◆ **Direction**
Give the number of lines that include the word "arrow", nothing more.

========================

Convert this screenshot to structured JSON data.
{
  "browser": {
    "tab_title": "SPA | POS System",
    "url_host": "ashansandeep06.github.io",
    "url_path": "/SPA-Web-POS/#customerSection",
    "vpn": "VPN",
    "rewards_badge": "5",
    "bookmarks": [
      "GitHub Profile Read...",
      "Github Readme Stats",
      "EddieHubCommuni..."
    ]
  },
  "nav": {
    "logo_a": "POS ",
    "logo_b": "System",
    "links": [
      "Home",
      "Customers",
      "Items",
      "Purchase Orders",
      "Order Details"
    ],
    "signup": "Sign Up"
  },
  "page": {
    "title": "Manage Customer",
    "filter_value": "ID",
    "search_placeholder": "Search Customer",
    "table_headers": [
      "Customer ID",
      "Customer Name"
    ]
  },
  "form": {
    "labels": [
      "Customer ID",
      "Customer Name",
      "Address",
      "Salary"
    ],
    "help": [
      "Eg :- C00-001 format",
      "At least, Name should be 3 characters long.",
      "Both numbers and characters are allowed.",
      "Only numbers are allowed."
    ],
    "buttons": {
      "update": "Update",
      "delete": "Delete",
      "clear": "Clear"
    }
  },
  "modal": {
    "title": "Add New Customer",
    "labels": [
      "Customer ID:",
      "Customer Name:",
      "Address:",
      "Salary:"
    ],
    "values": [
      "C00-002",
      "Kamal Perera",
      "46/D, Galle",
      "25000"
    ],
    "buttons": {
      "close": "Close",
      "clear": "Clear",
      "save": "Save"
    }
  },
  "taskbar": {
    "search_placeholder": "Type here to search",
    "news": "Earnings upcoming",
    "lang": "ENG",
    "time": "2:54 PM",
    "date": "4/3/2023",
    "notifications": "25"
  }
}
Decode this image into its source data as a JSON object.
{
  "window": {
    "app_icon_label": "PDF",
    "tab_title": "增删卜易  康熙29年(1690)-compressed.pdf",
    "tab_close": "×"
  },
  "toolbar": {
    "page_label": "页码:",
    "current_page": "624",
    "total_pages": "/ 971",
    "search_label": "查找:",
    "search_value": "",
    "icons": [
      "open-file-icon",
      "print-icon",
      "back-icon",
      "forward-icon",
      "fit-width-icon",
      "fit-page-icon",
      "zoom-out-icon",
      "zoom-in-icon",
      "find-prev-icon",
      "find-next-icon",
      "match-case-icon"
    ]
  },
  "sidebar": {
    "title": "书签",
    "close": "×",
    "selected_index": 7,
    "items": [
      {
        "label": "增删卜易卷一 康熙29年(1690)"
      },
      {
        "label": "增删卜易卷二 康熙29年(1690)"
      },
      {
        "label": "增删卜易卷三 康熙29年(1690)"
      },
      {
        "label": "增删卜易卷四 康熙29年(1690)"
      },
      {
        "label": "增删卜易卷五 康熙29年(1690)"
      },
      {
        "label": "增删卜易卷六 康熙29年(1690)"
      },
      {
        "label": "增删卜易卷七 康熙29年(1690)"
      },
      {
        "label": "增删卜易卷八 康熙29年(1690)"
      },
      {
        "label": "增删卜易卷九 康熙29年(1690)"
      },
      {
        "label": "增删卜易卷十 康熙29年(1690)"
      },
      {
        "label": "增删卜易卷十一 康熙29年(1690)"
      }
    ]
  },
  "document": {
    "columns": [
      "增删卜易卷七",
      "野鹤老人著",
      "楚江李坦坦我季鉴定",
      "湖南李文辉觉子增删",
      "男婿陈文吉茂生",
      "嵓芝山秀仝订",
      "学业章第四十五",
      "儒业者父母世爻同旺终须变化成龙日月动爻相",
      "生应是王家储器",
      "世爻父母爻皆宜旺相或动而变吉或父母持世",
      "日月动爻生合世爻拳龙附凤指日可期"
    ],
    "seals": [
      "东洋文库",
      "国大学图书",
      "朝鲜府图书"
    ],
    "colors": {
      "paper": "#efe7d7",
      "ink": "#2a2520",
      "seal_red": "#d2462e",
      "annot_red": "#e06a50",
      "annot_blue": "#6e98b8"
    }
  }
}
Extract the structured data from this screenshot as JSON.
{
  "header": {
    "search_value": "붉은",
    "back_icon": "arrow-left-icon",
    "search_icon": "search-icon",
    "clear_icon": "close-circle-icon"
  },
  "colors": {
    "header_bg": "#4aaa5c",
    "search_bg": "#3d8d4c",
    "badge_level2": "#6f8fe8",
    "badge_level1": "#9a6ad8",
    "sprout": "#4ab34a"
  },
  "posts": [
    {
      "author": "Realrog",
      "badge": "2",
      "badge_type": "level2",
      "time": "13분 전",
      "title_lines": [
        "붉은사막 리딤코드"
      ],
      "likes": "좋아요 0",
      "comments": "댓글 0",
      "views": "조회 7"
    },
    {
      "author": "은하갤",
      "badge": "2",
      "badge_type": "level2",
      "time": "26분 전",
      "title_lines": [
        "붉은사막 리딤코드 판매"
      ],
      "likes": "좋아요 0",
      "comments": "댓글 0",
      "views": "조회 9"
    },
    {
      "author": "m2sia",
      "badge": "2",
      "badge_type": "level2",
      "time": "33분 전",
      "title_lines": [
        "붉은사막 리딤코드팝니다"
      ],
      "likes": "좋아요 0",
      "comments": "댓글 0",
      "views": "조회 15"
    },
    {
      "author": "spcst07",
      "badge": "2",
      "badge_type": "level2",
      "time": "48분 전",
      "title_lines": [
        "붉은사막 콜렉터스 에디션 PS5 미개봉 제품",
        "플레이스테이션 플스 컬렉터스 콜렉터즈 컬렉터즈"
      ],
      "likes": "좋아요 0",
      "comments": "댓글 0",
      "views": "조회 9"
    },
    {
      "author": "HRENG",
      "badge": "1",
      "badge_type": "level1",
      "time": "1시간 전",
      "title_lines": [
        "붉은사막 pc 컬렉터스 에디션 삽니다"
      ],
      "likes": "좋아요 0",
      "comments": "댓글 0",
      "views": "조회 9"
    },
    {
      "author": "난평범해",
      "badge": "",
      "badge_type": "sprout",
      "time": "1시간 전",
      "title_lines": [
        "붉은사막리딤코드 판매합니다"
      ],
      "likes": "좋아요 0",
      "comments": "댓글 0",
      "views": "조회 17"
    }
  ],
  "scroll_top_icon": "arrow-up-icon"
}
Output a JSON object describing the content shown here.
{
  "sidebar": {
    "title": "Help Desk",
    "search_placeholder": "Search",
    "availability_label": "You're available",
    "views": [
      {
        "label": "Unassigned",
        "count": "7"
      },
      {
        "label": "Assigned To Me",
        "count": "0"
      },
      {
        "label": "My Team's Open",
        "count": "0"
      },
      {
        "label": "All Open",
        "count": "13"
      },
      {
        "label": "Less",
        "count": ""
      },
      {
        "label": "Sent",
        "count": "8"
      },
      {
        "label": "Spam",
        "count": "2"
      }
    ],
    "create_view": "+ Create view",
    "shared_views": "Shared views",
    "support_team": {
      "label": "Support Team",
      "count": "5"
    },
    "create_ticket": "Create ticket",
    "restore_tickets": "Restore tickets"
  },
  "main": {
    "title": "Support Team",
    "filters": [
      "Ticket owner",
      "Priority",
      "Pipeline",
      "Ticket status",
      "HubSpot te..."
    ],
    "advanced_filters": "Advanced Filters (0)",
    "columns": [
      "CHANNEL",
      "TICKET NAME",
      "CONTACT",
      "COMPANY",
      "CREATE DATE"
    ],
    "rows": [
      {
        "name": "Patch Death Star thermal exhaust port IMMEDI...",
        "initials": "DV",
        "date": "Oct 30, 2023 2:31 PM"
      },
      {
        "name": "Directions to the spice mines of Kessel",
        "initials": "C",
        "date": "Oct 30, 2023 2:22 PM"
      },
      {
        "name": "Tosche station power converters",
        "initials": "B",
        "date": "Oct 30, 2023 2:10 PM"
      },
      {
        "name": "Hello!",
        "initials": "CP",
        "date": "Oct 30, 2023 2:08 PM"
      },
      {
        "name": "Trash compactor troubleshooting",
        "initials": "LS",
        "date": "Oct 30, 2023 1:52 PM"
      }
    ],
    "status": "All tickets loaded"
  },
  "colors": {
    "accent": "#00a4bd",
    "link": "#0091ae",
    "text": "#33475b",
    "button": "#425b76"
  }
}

========================

◆ **Solution below**
2